§ Aim of the exercise
Copy out every line of the data below verbatim, changing nothing.

§ Extracted entries
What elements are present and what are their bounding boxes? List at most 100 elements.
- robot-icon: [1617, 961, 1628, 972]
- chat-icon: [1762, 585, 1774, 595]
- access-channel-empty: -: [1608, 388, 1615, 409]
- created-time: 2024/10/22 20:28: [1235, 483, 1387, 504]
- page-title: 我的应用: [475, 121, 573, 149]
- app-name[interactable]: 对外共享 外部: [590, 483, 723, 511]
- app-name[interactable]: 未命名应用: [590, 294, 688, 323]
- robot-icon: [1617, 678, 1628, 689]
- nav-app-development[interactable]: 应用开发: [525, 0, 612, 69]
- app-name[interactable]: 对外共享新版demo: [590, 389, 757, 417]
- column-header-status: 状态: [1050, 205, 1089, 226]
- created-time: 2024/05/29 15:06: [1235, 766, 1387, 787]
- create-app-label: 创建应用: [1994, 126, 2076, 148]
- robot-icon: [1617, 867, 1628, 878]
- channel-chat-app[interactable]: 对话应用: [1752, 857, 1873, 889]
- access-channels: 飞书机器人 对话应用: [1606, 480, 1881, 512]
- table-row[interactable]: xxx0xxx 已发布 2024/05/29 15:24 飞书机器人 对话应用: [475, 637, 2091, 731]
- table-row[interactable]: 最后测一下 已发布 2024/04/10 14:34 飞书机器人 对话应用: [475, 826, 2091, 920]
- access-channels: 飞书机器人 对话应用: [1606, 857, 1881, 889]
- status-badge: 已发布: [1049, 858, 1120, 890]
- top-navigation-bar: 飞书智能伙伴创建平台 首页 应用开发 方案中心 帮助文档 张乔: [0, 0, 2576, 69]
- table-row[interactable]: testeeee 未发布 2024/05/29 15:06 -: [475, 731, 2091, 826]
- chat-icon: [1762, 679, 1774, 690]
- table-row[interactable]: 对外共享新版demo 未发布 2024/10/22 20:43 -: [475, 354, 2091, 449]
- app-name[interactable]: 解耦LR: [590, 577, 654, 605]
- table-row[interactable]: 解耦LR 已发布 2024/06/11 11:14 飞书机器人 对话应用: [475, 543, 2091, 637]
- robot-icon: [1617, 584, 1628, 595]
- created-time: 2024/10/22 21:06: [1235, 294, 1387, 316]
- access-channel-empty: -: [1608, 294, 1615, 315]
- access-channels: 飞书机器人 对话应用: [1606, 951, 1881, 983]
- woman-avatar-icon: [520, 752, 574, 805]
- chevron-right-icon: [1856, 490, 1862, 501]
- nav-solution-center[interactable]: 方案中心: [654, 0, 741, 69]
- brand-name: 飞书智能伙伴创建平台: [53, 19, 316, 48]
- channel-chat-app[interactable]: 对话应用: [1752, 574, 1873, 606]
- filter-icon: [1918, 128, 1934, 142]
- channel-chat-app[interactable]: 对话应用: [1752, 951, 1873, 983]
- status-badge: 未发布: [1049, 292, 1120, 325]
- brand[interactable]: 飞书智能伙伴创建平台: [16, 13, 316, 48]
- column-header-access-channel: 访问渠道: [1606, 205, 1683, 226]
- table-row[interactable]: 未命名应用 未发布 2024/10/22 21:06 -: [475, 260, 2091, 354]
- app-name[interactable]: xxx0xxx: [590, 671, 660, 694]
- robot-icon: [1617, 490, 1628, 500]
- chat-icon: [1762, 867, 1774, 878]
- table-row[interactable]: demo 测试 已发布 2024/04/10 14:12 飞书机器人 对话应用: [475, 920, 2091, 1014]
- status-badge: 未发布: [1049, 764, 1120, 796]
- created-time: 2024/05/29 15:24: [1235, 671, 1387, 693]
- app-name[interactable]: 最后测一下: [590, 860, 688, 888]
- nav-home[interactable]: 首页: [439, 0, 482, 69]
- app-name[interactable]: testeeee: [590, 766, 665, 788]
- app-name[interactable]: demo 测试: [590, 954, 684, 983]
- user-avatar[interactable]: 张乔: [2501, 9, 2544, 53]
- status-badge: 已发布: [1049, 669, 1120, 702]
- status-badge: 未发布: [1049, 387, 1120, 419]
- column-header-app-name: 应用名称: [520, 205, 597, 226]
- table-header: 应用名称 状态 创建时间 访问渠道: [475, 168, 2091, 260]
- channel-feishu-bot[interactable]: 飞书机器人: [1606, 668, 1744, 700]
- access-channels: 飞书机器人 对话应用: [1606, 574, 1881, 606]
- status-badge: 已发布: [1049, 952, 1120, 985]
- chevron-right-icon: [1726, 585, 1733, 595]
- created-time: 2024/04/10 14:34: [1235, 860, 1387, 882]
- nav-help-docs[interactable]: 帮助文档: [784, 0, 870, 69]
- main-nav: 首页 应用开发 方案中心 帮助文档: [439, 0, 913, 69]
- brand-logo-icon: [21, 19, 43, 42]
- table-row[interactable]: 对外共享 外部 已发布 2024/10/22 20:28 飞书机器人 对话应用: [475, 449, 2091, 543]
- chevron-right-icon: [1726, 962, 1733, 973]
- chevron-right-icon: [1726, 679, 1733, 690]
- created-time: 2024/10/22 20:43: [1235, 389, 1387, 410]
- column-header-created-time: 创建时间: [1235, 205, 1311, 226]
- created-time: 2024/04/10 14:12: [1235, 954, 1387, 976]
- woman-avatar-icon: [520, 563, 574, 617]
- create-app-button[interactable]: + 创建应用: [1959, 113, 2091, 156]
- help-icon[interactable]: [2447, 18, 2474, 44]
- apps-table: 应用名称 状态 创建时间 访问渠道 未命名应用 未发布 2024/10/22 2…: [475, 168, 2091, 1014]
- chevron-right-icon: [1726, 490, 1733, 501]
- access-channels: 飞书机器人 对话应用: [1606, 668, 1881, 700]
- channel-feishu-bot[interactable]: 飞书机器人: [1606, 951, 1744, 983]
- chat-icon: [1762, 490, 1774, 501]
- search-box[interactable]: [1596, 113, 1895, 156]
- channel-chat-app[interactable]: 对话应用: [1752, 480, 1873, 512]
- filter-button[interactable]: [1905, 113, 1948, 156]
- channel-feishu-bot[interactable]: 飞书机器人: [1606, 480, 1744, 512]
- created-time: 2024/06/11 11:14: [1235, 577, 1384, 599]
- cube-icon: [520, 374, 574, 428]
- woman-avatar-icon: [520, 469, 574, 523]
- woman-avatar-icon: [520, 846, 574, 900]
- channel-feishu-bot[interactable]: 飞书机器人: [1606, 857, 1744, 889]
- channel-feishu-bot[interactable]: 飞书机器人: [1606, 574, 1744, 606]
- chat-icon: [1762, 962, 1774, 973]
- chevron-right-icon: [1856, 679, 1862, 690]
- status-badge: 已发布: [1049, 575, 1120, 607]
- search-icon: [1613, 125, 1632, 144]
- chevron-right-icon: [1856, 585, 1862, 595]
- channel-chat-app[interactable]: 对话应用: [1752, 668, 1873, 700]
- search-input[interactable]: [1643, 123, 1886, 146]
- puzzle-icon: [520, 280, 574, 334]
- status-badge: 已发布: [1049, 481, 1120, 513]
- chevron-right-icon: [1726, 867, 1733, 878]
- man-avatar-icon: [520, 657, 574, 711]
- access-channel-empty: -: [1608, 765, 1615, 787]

§ Response to this task
What elements are present and what are their bounding boxes? List at most 100 elements.
- robot-icon: [1617, 961, 1628, 972]
- chat-icon: [1762, 585, 1774, 595]
- access-channel-empty: -: [1608, 388, 1615, 409]
- created-time: 2024/10/22 20:28: [1235, 483, 1387, 504]
- page-title: 我的应用: [475, 121, 573, 149]
- app-name[interactable]: 对外共享 外部: [590, 483, 723, 511]
- app-name[interactable]: 未命名应用: [590, 294, 688, 323]
- robot-icon: [1617, 678, 1628, 689]
- nav-app-development[interactable]: 应用开发: [525, 0, 612, 69]
- app-name[interactable]: 对外共享新版demo: [590, 389, 757, 417]
- column-header-status: 状态: [1050, 205, 1089, 226]
- created-time: 2024/05/29 15:06: [1235, 766, 1387, 787]
- create-app-label: 创建应用: [1994, 126, 2076, 148]
- robot-icon: [1617, 867, 1628, 878]
- channel-chat-app[interactable]: 对话应用: [1752, 857, 1873, 889]
- access-channels: 飞书机器人 对话应用: [1606, 480, 1881, 512]
- table-row[interactable]: xxx0xxx 已发布 2024/05/29 15:24 飞书机器人 对话应用: [475, 637, 2091, 731]
- table-row[interactable]: 最后测一下 已发布 2024/04/10 14:34 飞书机器人 对话应用: [475, 826, 2091, 920]
- access-channels: 飞书机器人 对话应用: [1606, 857, 1881, 889]
- status-badge: 已发布: [1049, 858, 1120, 890]
- top-navigation-bar: 飞书智能伙伴创建平台 首页 应用开发 方案中心 帮助文档 张乔: [0, 0, 2576, 69]
- table-row[interactable]: testeeee 未发布 2024/05/29 15:06 -: [475, 731, 2091, 826]
- chat-icon: [1762, 679, 1774, 690]
- table-row[interactable]: 对外共享新版demo 未发布 2024/10/22 20:43 -: [475, 354, 2091, 449]
- app-name[interactable]: 解耦LR: [590, 577, 654, 605]
- table-row[interactable]: 解耦LR 已发布 2024/06/11 11:14 飞书机器人 对话应用: [475, 543, 2091, 637]
- robot-icon: [1617, 584, 1628, 595]
- created-time: 2024/10/22 21:06: [1235, 294, 1387, 316]
- access-channel-empty: -: [1608, 294, 1615, 315]
- access-channels: 飞书机器人 对话应用: [1606, 951, 1881, 983]
- woman-avatar-icon: [520, 752, 574, 805]
- chevron-right-icon: [1856, 490, 1862, 501]
- nav-solution-center[interactable]: 方案中心: [654, 0, 741, 69]
- brand-name: 飞书智能伙伴创建平台: [53, 19, 316, 48]
- channel-chat-app[interactable]: 对话应用: [1752, 574, 1873, 606]
- filter-icon: [1918, 128, 1934, 142]
- channel-chat-app[interactable]: 对话应用: [1752, 951, 1873, 983]
- status-badge: 未发布: [1049, 292, 1120, 325]
- brand[interactable]: 飞书智能伙伴创建平台: [16, 13, 316, 48]
- column-header-access-channel: 访问渠道: [1606, 205, 1683, 226]
- table-row[interactable]: 未命名应用 未发布 2024/10/22 21:06 -: [475, 260, 2091, 354]
- app-name[interactable]: xxx0xxx: [590, 671, 660, 694]
- robot-icon: [1617, 490, 1628, 500]
- chat-icon: [1762, 867, 1774, 878]
- table-row[interactable]: demo 测试 已发布 2024/04/10 14:12 飞书机器人 对话应用: [475, 920, 2091, 1014]
- status-badge: 未发布: [1049, 764, 1120, 796]
- created-time: 2024/05/29 15:24: [1235, 671, 1387, 693]
- app-name[interactable]: 最后测一下: [590, 860, 688, 888]
- nav-home[interactable]: 首页: [439, 0, 482, 69]
- app-name[interactable]: testeeee: [590, 766, 665, 788]
- app-name[interactable]: demo 测试: [590, 954, 684, 983]
- user-avatar[interactable]: 张乔: [2501, 9, 2544, 53]
- status-badge: 已发布: [1049, 669, 1120, 702]
- status-badge: 未发布: [1049, 387, 1120, 419]
- column-header-app-name: 应用名称: [520, 205, 597, 226]
- table-header: 应用名称 状态 创建时间 访问渠道: [475, 168, 2091, 260]
- channel-feishu-bot[interactable]: 飞书机器人: [1606, 668, 1744, 700]
- access-channels: 飞书机器人 对话应用: [1606, 574, 1881, 606]
- status-badge: 已发布: [1049, 952, 1120, 985]
- chevron-right-icon: [1726, 585, 1733, 595]
- created-time: 2024/04/10 14:34: [1235, 860, 1387, 882]
- nav-help-docs[interactable]: 帮助文档: [784, 0, 870, 69]
- main-nav: 首页 应用开发 方案中心 帮助文档: [439, 0, 913, 69]
- brand-logo-icon: [21, 19, 43, 42]
- table-row[interactable]: 对外共享 外部 已发布 2024/10/22 20:28 飞书机器人 对话应用: [475, 449, 2091, 543]
- chevron-right-icon: [1726, 962, 1733, 973]
- chevron-right-icon: [1726, 679, 1733, 690]
- created-time: 2024/10/22 20:43: [1235, 389, 1387, 410]
- column-header-created-time: 创建时间: [1235, 205, 1311, 226]
- created-time: 2024/04/10 14:12: [1235, 954, 1387, 976]
- woman-avatar-icon: [520, 563, 574, 617]
- create-app-button[interactable]: + 创建应用: [1959, 113, 2091, 156]
- help-icon[interactable]: [2447, 18, 2474, 44]
- apps-table: 应用名称 状态 创建时间 访问渠道 未命名应用 未发布 2024/10/22 2…: [475, 168, 2091, 1014]
- chevron-right-icon: [1726, 490, 1733, 501]
- access-channels: 飞书机器人 对话应用: [1606, 668, 1881, 700]
- channel-feishu-bot[interactable]: 飞书机器人: [1606, 951, 1744, 983]
- chat-icon: [1762, 490, 1774, 501]
- search-box[interactable]: [1596, 113, 1895, 156]
- channel-chat-app[interactable]: 对话应用: [1752, 480, 1873, 512]
- filter-button[interactable]: [1905, 113, 1948, 156]
- channel-feishu-bot[interactable]: 飞书机器人: [1606, 480, 1744, 512]
- created-time: 2024/06/11 11:14: [1235, 577, 1384, 599]
- cube-icon: [520, 374, 574, 428]
- woman-avatar-icon: [520, 469, 574, 523]
- woman-avatar-icon: [520, 846, 574, 900]
- channel-feishu-bot[interactable]: 飞书机器人: [1606, 857, 1744, 889]
- channel-feishu-bot[interactable]: 飞书机器人: [1606, 574, 1744, 606]
- chat-icon: [1762, 962, 1774, 973]
- chevron-right-icon: [1856, 679, 1862, 690]
- status-badge: 已发布: [1049, 575, 1120, 607]
- search-icon: [1613, 125, 1632, 144]
- chevron-right-icon: [1856, 585, 1862, 595]
- channel-chat-app[interactable]: 对话应用: [1752, 668, 1873, 700]
- search-input[interactable]: [1643, 123, 1886, 146]
- puzzle-icon: [520, 280, 574, 334]
- status-badge: 已发布: [1049, 481, 1120, 513]
- chevron-right-icon: [1726, 867, 1733, 878]
- man-avatar-icon: [520, 657, 574, 711]
- access-channel-empty: -: [1608, 765, 1615, 787]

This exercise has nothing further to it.